Instructions for the task =
Extract all lines containing "girl".

Extracted data entries:
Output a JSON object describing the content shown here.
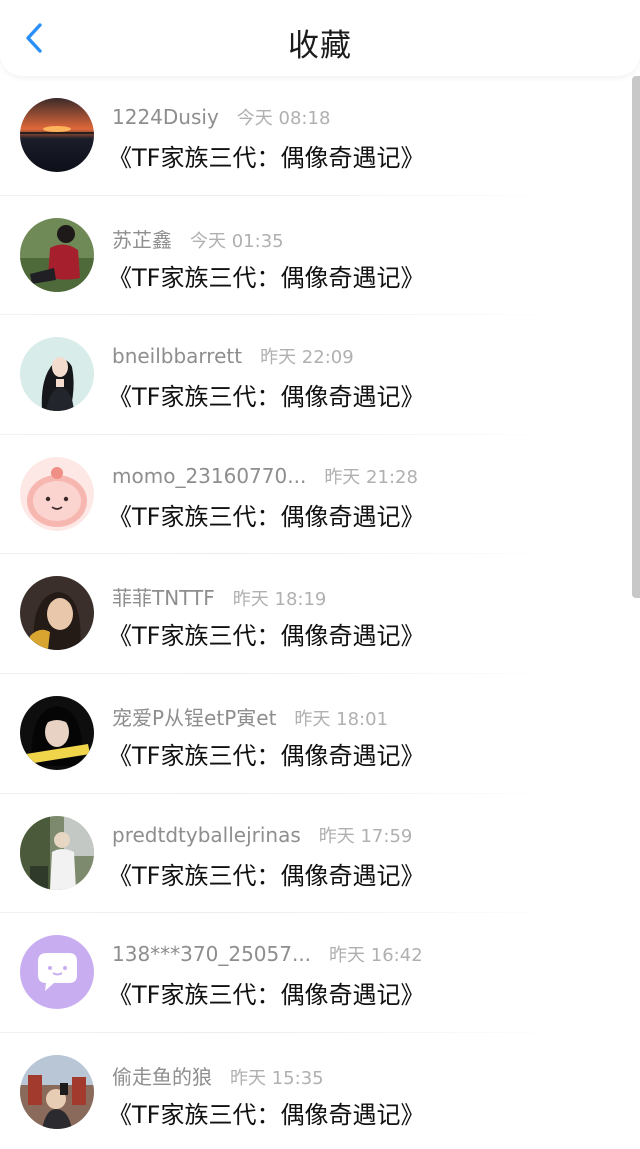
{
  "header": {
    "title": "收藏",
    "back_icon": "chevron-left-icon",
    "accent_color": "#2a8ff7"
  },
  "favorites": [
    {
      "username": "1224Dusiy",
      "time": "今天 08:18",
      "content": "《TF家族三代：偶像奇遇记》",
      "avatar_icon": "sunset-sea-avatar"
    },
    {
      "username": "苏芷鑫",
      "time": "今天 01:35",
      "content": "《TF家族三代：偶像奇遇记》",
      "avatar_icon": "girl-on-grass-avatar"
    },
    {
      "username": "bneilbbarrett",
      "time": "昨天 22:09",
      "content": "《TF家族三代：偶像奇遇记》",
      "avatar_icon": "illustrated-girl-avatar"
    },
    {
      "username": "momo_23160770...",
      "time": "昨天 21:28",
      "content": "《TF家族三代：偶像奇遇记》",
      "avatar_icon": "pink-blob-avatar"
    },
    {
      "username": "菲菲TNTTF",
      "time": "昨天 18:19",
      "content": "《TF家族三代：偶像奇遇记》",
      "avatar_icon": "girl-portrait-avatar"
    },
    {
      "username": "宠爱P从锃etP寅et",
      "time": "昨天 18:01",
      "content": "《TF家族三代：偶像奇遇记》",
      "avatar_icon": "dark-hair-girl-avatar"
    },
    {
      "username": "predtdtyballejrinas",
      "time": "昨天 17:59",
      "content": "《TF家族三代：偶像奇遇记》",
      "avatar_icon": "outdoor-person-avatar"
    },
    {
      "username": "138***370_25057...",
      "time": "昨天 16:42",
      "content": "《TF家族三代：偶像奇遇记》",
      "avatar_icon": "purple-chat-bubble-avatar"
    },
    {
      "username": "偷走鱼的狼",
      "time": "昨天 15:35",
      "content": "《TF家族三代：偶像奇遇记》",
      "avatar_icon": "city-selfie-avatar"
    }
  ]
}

Result =
      "avatar_icon": "girl-on-grass-avatar"
      "avatar_icon": "illustrated-girl-avatar"
      "avatar_icon": "girl-portrait-avatar"
      "avatar_icon": "dark-hair-girl-avatar"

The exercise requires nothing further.